**Provided records**
_ _ _

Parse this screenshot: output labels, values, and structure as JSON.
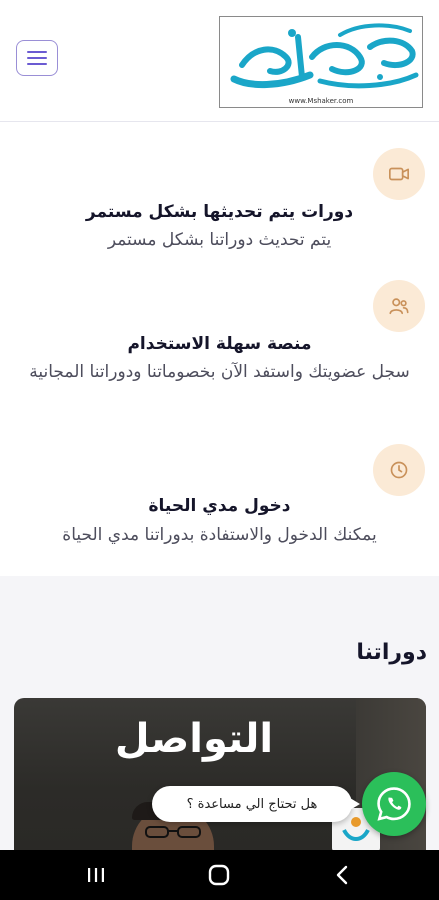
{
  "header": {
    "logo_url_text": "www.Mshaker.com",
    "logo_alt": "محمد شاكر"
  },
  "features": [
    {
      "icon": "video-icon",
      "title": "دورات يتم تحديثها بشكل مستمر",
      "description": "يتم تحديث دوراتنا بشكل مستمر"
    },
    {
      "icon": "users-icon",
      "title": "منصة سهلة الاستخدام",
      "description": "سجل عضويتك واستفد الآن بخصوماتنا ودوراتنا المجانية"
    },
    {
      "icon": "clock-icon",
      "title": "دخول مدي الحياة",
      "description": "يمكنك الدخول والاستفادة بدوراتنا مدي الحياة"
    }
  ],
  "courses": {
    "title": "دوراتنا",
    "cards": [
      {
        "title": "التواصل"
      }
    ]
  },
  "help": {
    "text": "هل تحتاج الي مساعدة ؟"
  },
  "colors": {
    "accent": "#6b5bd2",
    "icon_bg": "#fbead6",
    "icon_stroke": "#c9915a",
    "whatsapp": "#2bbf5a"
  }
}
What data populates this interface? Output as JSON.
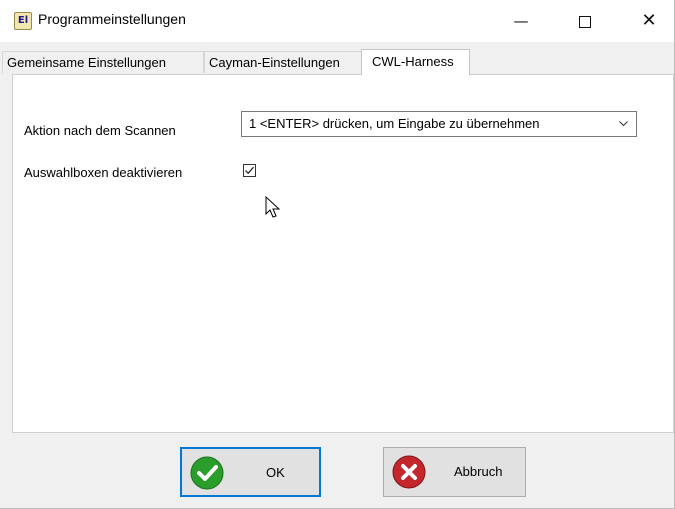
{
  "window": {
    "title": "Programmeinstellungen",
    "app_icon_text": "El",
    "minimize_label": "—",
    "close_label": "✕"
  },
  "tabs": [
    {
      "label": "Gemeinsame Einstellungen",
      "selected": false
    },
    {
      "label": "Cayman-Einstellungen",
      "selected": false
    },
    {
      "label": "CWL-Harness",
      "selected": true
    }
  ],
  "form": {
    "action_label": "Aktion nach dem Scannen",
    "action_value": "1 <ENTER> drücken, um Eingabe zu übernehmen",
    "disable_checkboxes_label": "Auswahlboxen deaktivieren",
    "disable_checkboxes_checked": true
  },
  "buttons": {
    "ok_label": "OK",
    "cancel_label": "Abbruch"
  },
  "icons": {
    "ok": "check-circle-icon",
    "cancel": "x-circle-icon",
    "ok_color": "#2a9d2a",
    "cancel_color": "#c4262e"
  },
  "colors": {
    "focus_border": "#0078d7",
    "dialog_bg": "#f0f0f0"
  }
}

_ _ _

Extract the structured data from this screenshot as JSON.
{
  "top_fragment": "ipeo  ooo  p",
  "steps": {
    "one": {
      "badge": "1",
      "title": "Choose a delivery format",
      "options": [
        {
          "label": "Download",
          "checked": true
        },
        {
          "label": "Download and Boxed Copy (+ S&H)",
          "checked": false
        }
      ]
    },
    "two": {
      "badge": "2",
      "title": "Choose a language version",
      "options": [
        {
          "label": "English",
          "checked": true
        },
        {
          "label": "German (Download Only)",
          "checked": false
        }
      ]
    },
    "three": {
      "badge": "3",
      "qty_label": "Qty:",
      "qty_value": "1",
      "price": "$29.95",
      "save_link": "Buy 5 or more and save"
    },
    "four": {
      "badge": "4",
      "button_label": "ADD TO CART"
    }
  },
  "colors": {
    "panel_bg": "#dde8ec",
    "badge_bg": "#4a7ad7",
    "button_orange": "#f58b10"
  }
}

_ _ _

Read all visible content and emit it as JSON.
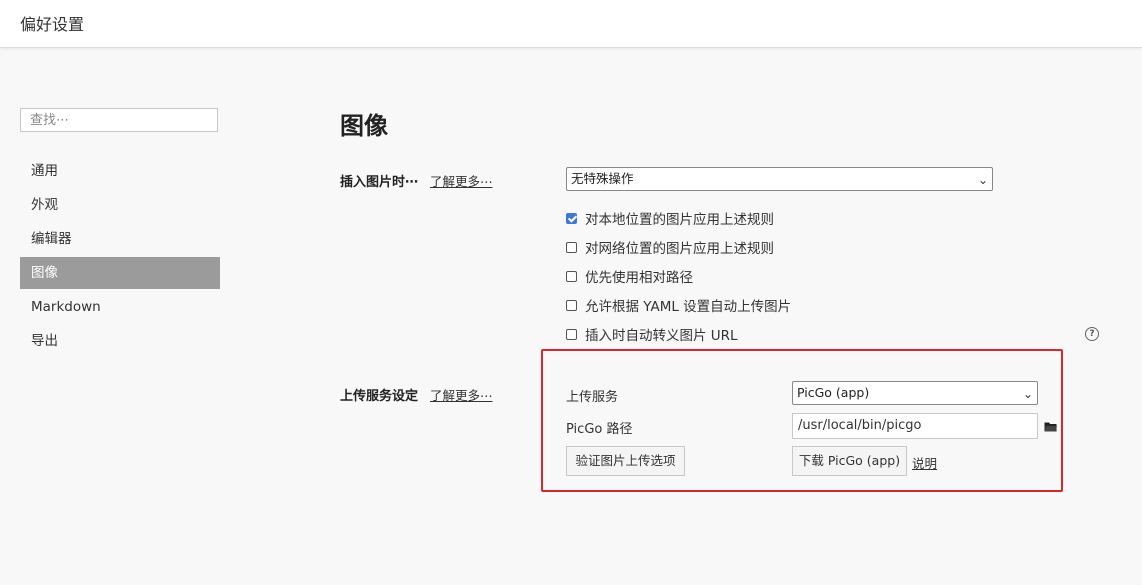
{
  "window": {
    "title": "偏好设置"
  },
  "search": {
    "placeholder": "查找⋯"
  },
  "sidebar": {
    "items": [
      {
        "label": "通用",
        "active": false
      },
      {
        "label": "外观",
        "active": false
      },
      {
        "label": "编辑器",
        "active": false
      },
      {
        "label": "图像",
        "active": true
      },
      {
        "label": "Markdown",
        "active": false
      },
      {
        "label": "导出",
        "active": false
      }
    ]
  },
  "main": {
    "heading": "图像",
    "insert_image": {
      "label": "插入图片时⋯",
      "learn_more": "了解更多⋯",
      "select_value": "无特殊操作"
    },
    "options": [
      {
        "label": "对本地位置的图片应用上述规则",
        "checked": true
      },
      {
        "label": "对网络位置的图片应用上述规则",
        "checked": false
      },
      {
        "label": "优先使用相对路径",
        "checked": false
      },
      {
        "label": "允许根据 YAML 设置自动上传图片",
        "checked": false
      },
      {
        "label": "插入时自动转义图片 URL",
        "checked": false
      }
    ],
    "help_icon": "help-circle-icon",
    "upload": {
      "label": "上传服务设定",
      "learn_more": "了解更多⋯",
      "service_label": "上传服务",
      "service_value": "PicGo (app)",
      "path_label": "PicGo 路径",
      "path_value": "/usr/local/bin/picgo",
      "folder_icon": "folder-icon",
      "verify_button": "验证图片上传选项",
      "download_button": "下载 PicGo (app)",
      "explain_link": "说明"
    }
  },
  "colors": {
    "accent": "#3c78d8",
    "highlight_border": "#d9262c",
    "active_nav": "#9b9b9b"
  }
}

_ _ _

**Task description**
Pick out, from the lines above, every one that contains the string "JSON".

**Exercise answer**
Parse this screenshot: output labels, values, and structure as JSON.
What data populates this interface? Output as JSON.
Extract the structured data from this screenshot as JSON.
Read all visible content and emit it as JSON.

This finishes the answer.